Instructions to follow: Print every record below exactly as written.

Stored data:
--- START ---

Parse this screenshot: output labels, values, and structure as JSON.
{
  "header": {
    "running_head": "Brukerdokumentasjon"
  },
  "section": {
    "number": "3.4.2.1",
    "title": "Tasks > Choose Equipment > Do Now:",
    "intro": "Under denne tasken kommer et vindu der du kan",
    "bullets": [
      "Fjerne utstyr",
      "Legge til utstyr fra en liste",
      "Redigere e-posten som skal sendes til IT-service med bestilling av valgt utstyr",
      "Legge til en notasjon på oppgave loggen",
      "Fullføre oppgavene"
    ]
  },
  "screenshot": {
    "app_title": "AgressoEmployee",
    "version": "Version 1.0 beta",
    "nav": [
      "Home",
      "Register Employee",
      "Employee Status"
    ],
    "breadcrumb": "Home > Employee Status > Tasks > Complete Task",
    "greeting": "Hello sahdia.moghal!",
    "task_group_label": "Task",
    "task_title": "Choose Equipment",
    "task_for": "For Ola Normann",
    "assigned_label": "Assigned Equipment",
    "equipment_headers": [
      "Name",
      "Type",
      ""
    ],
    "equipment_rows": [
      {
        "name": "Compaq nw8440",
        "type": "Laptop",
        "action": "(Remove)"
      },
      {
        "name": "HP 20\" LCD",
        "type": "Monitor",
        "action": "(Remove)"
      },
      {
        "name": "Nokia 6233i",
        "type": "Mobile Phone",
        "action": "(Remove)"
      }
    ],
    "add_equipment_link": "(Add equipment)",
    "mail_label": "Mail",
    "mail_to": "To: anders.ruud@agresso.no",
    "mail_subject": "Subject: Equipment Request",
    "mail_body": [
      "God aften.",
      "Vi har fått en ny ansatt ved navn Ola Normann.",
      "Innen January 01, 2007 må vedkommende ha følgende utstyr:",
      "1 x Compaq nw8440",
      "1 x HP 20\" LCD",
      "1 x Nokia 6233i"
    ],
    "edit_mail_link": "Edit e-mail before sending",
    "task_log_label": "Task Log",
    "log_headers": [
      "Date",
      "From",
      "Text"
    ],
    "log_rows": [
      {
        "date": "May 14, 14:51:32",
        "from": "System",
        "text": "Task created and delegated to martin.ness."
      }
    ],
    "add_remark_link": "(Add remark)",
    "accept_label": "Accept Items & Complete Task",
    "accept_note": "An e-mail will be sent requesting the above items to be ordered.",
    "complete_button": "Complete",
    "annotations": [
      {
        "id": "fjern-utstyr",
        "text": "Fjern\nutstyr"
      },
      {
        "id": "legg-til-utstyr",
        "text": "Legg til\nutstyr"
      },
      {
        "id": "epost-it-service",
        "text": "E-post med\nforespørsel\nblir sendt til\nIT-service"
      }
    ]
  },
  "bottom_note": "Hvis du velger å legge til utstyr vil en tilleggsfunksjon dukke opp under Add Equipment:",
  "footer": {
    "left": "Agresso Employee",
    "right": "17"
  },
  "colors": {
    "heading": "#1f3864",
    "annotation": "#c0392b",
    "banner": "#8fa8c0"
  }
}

--- END ---

Reply:
Parse this screenshot: output labels, values, and structure as JSON.
{
  "header": {
    "running_head": "Brukerdokumentasjon"
  },
  "section": {
    "number": "3.4.2.1",
    "title": "Tasks > Choose Equipment > Do Now:",
    "intro": "Under denne tasken kommer et vindu der du kan",
    "bullets": [
      "Fjerne utstyr",
      "Legge til utstyr fra en liste",
      "Redigere e-posten som skal sendes til IT-service med bestilling av valgt utstyr",
      "Legge til en notasjon på oppgave loggen",
      "Fullføre oppgavene"
    ]
  },
  "screenshot": {
    "app_title": "AgressoEmployee",
    "version": "Version 1.0 beta",
    "nav": [
      "Home",
      "Register Employee",
      "Employee Status"
    ],
    "breadcrumb": "Home > Employee Status > Tasks > Complete Task",
    "greeting": "Hello sahdia.moghal!",
    "task_group_label": "Task",
    "task_title": "Choose Equipment",
    "task_for": "For Ola Normann",
    "assigned_label": "Assigned Equipment",
    "equipment_headers": [
      "Name",
      "Type",
      ""
    ],
    "equipment_rows": [
      {
        "name": "Compaq nw8440",
        "type": "Laptop",
        "action": "(Remove)"
      },
      {
        "name": "HP 20\" LCD",
        "type": "Monitor",
        "action": "(Remove)"
      },
      {
        "name": "Nokia 6233i",
        "type": "Mobile Phone",
        "action": "(Remove)"
      }
    ],
    "add_equipment_link": "(Add equipment)",
    "mail_label": "Mail",
    "mail_to": "To: anders.ruud@agresso.no",
    "mail_subject": "Subject: Equipment Request",
    "mail_body": [
      "God aften.",
      "Vi har fått en ny ansatt ved navn Ola Normann.",
      "Innen January 01, 2007 må vedkommende ha følgende utstyr:",
      "1 x Compaq nw8440",
      "1 x HP 20\" LCD",
      "1 x Nokia 6233i"
    ],
    "edit_mail_link": "Edit e-mail before sending",
    "task_log_label": "Task Log",
    "log_headers": [
      "Date",
      "From",
      "Text"
    ],
    "log_rows": [
      {
        "date": "May 14, 14:51:32",
        "from": "System",
        "text": "Task created and delegated to martin.ness."
      }
    ],
    "add_remark_link": "(Add remark)",
    "accept_label": "Accept Items & Complete Task",
    "accept_note": "An e-mail will be sent requesting the above items to be ordered.",
    "complete_button": "Complete",
    "annotations": [
      {
        "id": "fjern-utstyr",
        "text": "Fjern\nutstyr"
      },
      {
        "id": "legg-til-utstyr",
        "text": "Legg til\nutstyr"
      },
      {
        "id": "epost-it-service",
        "text": "E-post med\nforespørsel\nblir sendt til\nIT-service"
      }
    ]
  },
  "bottom_note": "Hvis du velger å legge til utstyr vil en tilleggsfunksjon dukke opp under Add Equipment:",
  "footer": {
    "left": "Agresso Employee",
    "right": "17"
  },
  "colors": {
    "heading": "#1f3864",
    "annotation": "#c0392b",
    "banner": "#8fa8c0"
  }
}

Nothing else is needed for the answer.